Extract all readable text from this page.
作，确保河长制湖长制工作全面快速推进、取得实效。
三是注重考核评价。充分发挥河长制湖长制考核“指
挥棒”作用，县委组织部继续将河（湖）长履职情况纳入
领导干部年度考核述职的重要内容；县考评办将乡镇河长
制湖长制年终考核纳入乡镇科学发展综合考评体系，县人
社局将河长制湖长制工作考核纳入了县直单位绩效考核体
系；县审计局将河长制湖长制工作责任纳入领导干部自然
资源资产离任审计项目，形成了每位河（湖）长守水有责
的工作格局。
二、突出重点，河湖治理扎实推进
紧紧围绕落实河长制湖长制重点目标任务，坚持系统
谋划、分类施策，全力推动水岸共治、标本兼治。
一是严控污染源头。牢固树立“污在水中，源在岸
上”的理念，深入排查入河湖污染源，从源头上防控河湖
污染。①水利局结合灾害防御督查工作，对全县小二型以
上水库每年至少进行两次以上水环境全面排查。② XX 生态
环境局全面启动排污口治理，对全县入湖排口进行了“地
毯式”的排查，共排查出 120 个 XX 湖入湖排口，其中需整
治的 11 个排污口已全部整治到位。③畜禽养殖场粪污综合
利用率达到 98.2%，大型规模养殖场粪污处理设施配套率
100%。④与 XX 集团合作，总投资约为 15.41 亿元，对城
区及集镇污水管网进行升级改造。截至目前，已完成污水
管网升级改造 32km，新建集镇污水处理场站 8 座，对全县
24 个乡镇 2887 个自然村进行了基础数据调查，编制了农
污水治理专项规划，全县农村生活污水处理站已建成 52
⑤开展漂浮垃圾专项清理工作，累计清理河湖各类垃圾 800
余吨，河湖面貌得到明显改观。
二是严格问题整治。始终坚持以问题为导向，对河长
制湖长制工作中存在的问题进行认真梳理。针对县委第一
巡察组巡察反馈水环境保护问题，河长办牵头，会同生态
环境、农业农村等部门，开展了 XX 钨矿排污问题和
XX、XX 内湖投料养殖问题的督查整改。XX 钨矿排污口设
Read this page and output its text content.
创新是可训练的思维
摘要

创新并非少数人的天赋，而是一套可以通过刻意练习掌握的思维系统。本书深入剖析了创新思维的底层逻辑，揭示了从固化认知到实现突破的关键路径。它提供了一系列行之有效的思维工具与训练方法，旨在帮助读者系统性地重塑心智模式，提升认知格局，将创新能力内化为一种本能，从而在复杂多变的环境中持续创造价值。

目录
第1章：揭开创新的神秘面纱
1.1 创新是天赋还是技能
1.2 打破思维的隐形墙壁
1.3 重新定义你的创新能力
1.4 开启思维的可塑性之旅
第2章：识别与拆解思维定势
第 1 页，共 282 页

### DO THIS
Extract every entry above as it appears.

### TASK OUTPUT
Extract all readable text from this page.
作，确保河长制湖长制工作全面快速推进、取得实效。
三是注重考核评价。充分发挥河长制湖长制考核“指
挥棒”作用，县委组织部继续将河（湖）长履职情况纳入
领导干部年度考核述职的重要内容；县考评办将乡镇河长
制湖长制年终考核纳入乡镇科学发展综合考评体系，县人
社局将河长制湖长制工作考核纳入了县直单位绩效考核体
系；县审计局将河长制湖长制工作责任纳入领导干部自然
资源资产离任审计项目，形成了每位河（湖）长守水有责
的工作格局。
二、突出重点，河湖治理扎实推进
紧紧围绕落实河长制湖长制重点目标任务，坚持系统
谋划、分类施策，全力推动水岸共治、标本兼治。
一是严控污染源头。牢固树立“污在水中，源在岸
上”的理念，深入排查入河湖污染源，从源头上防控河湖
污染。①水利局结合灾害防御督查工作，对全县小二型以
上水库每年至少进行两次以上水环境全面排查。② XX 生态
环境局全面启动排污口治理，对全县入湖排口进行了“地
毯式”的排查，共排查出 120 个 XX 湖入湖排口，其中需整
治的 11 个排污口已全部整治到位。③畜禽养殖场粪污综合
利用率达到 98.2%，大型规模养殖场粪污处理设施配套率
100%。④与 XX 集团合作，总投资约为 15.41 亿元，对城
区及集镇污水管网进行升级改造。截至目前，已完成污水
管网升级改造 32km，新建集镇污水处理场站 8 座，对全县
24 个乡镇 2887 个自然村进行了基础数据调查，编制了农
污水治理专项规划，全县农村生活污水处理站已建成 52
⑤开展漂浮垃圾专项清理工作，累计清理河湖各类垃圾 800
余吨，河湖面貌得到明显改观。
二是严格问题整治。始终坚持以问题为导向，对河长
制湖长制工作中存在的问题进行认真梳理。针对县委第一
巡察组巡察反馈水环境保护问题，河长办牵头，会同生态
环境、农业农村等部门，开展了 XX 钨矿排污问题和
XX、XX 内湖投料养殖问题的督查整改。XX 钨矿排污口设
Read this page and output its text content.
创新是可训练的思维
摘要

创新并非少数人的天赋，而是一套可以通过刻意练习掌握的思维系统。本书深入剖析了创新思维的底层逻辑，揭示了从固化认知到实现突破的关键路径。它提供了一系列行之有效的思维工具与训练方法，旨在帮助读者系统性地重塑心智模式，提升认知格局，将创新能力内化为一种本能，从而在复杂多变的环境中持续创造价值。

目录
第1章：揭开创新的神秘面纱
1.1 创新是天赋还是技能
1.2 打破思维的隐形墙壁
1.3 重新定义你的创新能力
1.4 开启思维的可塑性之旅
第2章：识别与拆解思维定势
第 1 页，共 282 页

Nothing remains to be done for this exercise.